_PROBLEM TO WORK ON:_ Copy all lines that contain the word "this".

_PROVIDED INFORMATION:_
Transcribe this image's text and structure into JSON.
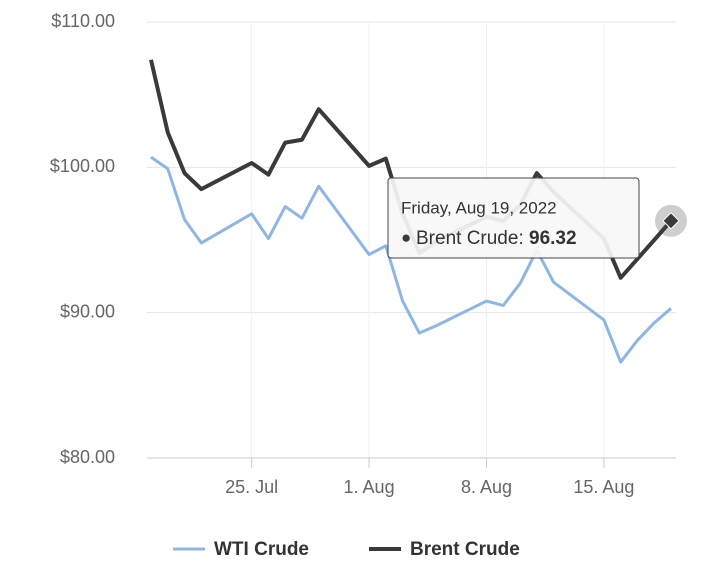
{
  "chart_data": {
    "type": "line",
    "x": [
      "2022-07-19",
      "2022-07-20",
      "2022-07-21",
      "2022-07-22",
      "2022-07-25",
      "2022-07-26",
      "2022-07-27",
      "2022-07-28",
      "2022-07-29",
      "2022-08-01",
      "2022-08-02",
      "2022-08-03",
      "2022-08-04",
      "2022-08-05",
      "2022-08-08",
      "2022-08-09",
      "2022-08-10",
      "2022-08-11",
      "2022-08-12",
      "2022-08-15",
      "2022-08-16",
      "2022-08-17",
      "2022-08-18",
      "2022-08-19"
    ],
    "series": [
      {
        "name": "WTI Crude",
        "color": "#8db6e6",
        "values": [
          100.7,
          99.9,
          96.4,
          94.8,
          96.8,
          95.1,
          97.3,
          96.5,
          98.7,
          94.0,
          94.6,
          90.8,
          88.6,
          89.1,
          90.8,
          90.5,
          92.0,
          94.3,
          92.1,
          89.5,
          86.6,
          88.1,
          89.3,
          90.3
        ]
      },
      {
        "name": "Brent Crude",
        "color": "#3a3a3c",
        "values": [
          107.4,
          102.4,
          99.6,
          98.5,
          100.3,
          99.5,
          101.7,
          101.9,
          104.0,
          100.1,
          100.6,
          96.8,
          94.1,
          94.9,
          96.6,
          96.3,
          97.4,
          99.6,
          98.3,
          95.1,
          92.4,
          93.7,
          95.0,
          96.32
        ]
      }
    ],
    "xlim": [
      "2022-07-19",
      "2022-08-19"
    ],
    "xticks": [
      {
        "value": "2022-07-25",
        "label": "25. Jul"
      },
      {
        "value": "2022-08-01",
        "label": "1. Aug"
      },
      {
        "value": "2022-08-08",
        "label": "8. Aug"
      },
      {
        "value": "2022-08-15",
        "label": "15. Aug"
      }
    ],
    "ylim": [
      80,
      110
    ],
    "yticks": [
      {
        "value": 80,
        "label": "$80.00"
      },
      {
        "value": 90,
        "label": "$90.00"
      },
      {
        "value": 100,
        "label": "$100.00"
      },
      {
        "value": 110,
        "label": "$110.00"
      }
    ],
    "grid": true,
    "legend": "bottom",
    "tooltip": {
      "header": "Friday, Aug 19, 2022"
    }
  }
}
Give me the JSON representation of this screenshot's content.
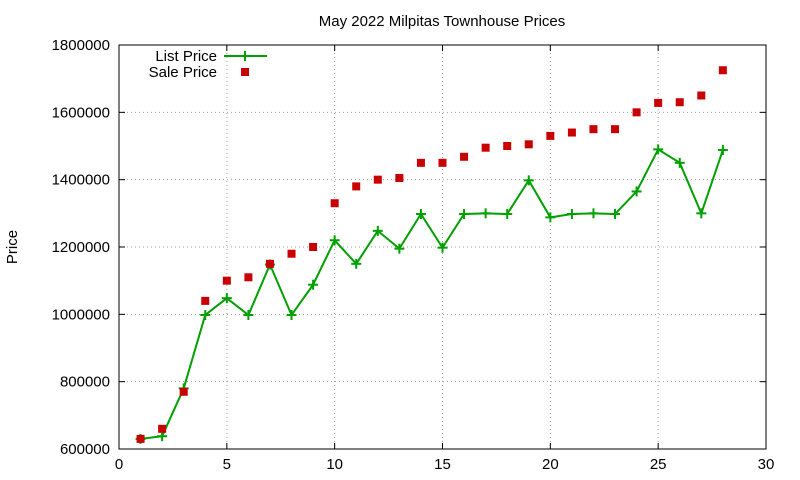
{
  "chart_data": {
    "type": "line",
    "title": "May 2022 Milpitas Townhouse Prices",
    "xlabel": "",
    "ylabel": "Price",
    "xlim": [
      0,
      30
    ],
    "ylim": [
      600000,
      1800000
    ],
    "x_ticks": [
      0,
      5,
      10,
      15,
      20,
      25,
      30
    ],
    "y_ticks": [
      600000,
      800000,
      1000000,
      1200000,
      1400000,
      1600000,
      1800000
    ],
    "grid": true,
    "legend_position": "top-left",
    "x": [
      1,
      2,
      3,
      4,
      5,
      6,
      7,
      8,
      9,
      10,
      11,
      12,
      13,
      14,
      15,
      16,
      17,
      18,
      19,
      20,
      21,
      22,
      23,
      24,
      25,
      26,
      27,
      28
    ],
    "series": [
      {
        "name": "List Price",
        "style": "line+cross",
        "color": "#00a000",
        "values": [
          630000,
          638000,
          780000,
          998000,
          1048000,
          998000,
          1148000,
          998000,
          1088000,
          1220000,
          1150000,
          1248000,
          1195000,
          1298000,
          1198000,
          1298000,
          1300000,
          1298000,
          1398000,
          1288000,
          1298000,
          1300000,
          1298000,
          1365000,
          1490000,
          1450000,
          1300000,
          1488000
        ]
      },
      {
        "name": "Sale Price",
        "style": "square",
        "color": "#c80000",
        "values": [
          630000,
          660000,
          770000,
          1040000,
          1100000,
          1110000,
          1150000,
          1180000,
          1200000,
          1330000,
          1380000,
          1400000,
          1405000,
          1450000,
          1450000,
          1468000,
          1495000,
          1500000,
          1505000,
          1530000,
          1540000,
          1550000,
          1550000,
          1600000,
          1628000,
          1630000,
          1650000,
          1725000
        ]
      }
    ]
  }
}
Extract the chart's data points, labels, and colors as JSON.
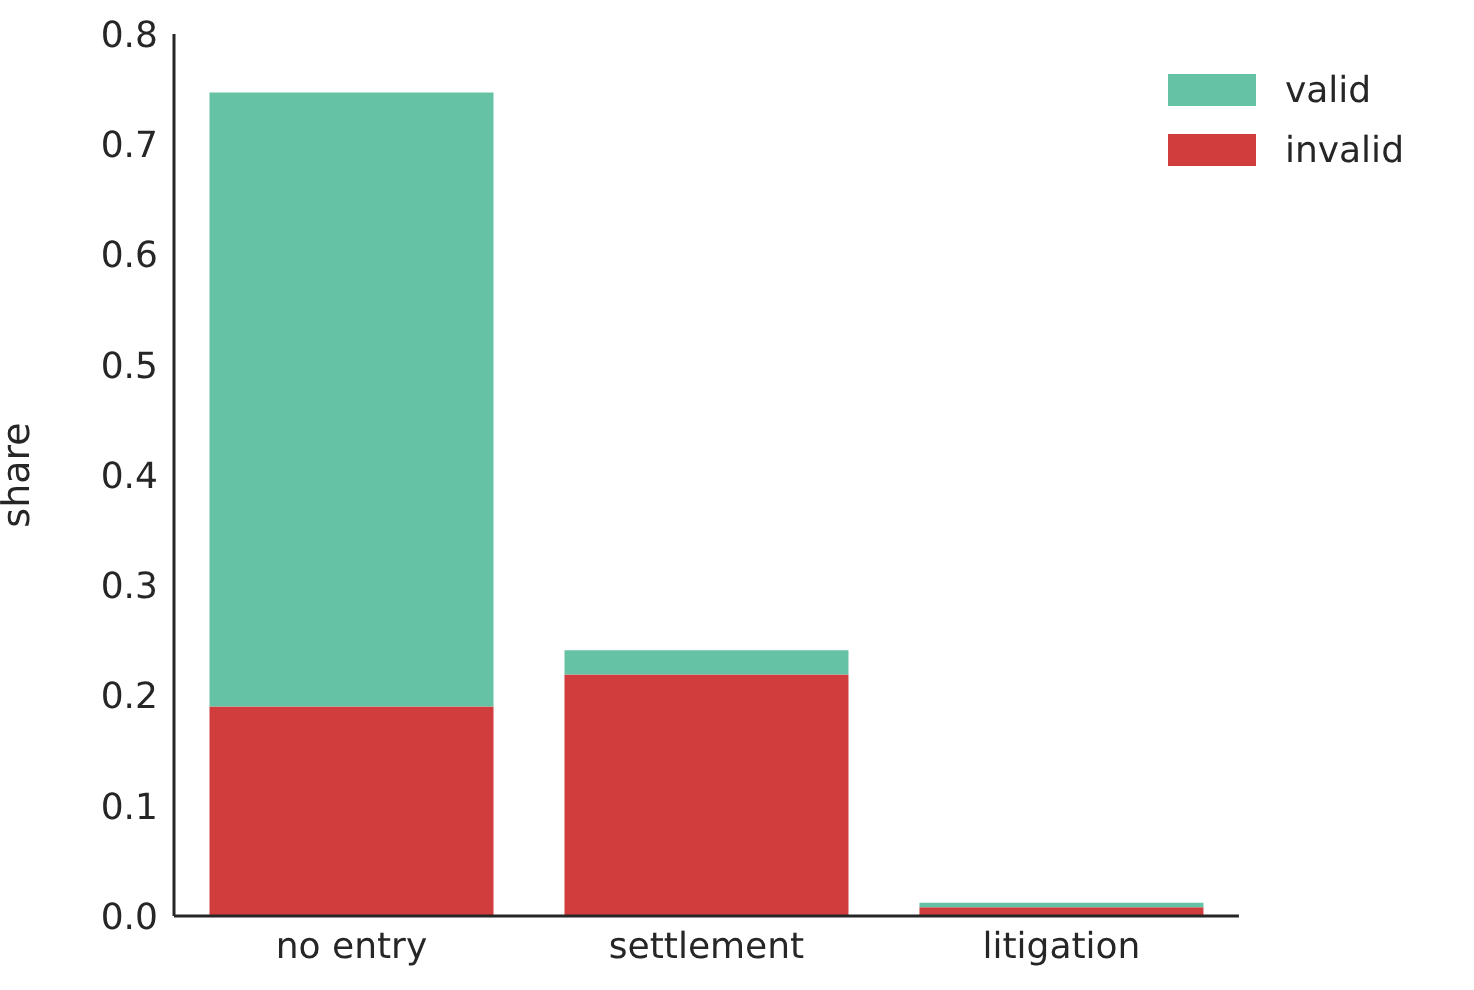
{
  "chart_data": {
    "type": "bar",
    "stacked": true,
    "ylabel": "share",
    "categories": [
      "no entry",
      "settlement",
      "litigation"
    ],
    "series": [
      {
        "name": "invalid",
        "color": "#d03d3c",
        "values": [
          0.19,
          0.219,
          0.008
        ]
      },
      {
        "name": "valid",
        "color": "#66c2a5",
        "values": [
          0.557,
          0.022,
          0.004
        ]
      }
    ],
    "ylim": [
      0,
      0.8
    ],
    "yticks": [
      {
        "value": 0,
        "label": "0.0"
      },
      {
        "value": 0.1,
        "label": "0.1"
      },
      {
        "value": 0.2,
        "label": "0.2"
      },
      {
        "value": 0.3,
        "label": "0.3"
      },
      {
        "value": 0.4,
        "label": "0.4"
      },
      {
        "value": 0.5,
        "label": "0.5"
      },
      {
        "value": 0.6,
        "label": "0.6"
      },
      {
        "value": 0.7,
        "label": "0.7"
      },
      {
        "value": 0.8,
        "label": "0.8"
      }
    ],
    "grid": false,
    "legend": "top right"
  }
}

_SOLUTION TO THE EXERCISE:_
Transcribe this image's text and structure into JSON.
Give me the JSON representation of this screenshot's content.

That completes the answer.